== Task statement ==
Repeat the data verbatim.

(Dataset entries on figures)
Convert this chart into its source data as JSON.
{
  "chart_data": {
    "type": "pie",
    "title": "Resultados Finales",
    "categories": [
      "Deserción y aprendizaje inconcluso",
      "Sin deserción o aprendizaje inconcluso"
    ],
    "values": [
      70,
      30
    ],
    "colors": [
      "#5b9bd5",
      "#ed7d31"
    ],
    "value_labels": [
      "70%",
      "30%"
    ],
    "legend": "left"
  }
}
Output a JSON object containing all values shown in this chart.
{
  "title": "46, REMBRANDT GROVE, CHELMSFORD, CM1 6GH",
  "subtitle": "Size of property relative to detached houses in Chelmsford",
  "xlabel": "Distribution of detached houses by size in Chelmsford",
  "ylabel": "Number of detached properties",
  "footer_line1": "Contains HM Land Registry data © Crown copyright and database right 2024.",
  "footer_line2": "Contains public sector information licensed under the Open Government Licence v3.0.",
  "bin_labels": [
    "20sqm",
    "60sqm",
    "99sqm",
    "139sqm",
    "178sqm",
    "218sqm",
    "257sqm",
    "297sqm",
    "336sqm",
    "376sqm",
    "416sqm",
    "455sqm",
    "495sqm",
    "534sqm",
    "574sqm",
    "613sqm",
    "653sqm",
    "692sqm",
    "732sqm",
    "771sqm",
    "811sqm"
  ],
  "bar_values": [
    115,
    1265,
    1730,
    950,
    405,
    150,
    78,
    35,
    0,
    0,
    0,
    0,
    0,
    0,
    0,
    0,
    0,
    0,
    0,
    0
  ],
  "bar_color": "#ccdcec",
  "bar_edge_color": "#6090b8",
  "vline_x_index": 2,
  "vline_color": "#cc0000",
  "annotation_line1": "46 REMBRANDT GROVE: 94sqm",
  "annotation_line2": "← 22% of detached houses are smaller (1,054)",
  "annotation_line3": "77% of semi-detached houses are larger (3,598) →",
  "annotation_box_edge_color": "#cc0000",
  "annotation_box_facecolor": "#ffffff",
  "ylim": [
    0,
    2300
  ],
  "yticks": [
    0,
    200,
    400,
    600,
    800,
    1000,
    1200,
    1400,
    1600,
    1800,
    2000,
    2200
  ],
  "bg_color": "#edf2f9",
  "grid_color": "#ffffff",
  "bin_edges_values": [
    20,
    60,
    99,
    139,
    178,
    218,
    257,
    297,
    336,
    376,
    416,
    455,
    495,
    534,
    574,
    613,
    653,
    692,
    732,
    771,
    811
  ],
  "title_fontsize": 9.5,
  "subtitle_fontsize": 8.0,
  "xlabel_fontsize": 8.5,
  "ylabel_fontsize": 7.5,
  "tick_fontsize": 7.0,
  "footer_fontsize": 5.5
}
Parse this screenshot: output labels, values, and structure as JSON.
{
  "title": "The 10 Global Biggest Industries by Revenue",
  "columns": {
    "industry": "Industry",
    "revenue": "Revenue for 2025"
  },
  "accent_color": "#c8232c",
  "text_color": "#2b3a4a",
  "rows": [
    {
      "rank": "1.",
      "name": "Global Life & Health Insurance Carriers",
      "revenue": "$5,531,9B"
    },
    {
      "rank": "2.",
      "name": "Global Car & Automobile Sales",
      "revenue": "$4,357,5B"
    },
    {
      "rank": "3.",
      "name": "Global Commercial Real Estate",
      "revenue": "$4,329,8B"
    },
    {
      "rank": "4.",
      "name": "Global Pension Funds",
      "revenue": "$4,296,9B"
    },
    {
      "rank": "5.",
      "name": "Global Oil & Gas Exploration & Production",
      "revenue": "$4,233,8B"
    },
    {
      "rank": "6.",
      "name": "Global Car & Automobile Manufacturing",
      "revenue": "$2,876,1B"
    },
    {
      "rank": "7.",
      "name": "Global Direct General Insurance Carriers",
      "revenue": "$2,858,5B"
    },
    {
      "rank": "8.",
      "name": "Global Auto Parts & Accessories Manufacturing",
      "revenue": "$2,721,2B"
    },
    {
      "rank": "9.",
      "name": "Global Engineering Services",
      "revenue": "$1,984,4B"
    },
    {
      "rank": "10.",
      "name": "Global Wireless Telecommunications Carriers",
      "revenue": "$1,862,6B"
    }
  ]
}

== Finished task ==
Convert this chart into its source data as JSON.
{
  "chart_data": {
    "type": "pie",
    "title": "Resultados Finales",
    "categories": [
      "Deserción y aprendizaje inconcluso",
      "Sin deserción o aprendizaje inconcluso"
    ],
    "values": [
      70,
      30
    ],
    "colors": [
      "#5b9bd5",
      "#ed7d31"
    ],
    "value_labels": [
      "70%",
      "30%"
    ],
    "legend": "left"
  }
}
Output a JSON object containing all values shown in this chart.
{
  "title": "46, REMBRANDT GROVE, CHELMSFORD, CM1 6GH",
  "subtitle": "Size of property relative to detached houses in Chelmsford",
  "xlabel": "Distribution of detached houses by size in Chelmsford",
  "ylabel": "Number of detached properties",
  "footer_line1": "Contains HM Land Registry data © Crown copyright and database right 2024.",
  "footer_line2": "Contains public sector information licensed under the Open Government Licence v3.0.",
  "bin_labels": [
    "20sqm",
    "60sqm",
    "99sqm",
    "139sqm",
    "178sqm",
    "218sqm",
    "257sqm",
    "297sqm",
    "336sqm",
    "376sqm",
    "416sqm",
    "455sqm",
    "495sqm",
    "534sqm",
    "574sqm",
    "613sqm",
    "653sqm",
    "692sqm",
    "732sqm",
    "771sqm",
    "811sqm"
  ],
  "bar_values": [
    115,
    1265,
    1730,
    950,
    405,
    150,
    78,
    35,
    0,
    0,
    0,
    0,
    0,
    0,
    0,
    0,
    0,
    0,
    0,
    0
  ],
  "bar_color": "#ccdcec",
  "bar_edge_color": "#6090b8",
  "vline_x_index": 2,
  "vline_color": "#cc0000",
  "annotation_line1": "46 REMBRANDT GROVE: 94sqm",
  "annotation_line2": "← 22% of detached houses are smaller (1,054)",
  "annotation_line3": "77% of semi-detached houses are larger (3,598) →",
  "annotation_box_edge_color": "#cc0000",
  "annotation_box_facecolor": "#ffffff",
  "ylim": [
    0,
    2300
  ],
  "yticks": [
    0,
    200,
    400,
    600,
    800,
    1000,
    1200,
    1400,
    1600,
    1800,
    2000,
    2200
  ],
  "bg_color": "#edf2f9",
  "grid_color": "#ffffff",
  "bin_edges_values": [
    20,
    60,
    99,
    139,
    178,
    218,
    257,
    297,
    336,
    376,
    416,
    455,
    495,
    534,
    574,
    613,
    653,
    692,
    732,
    771,
    811
  ],
  "title_fontsize": 9.5,
  "subtitle_fontsize": 8.0,
  "xlabel_fontsize": 8.5,
  "ylabel_fontsize": 7.5,
  "tick_fontsize": 7.0,
  "footer_fontsize": 5.5
}
Parse this screenshot: output labels, values, and structure as JSON.
{
  "title": "The 10 Global Biggest Industries by Revenue",
  "columns": {
    "industry": "Industry",
    "revenue": "Revenue for 2025"
  },
  "accent_color": "#c8232c",
  "text_color": "#2b3a4a",
  "rows": [
    {
      "rank": "1.",
      "name": "Global Life & Health Insurance Carriers",
      "revenue": "$5,531,9B"
    },
    {
      "rank": "2.",
      "name": "Global Car & Automobile Sales",
      "revenue": "$4,357,5B"
    },
    {
      "rank": "3.",
      "name": "Global Commercial Real Estate",
      "revenue": "$4,329,8B"
    },
    {
      "rank": "4.",
      "name": "Global Pension Funds",
      "revenue": "$4,296,9B"
    },
    {
      "rank": "5.",
      "name": "Global Oil & Gas Exploration & Production",
      "revenue": "$4,233,8B"
    },
    {
      "rank": "6.",
      "name": "Global Car & Automobile Manufacturing",
      "revenue": "$2,876,1B"
    },
    {
      "rank": "7.",
      "name": "Global Direct General Insurance Carriers",
      "revenue": "$2,858,5B"
    },
    {
      "rank": "8.",
      "name": "Global Auto Parts & Accessories Manufacturing",
      "revenue": "$2,721,2B"
    },
    {
      "rank": "9.",
      "name": "Global Engineering Services",
      "revenue": "$1,984,4B"
    },
    {
      "rank": "10.",
      "name": "Global Wireless Telecommunications Carriers",
      "revenue": "$1,862,6B"
    }
  ]
}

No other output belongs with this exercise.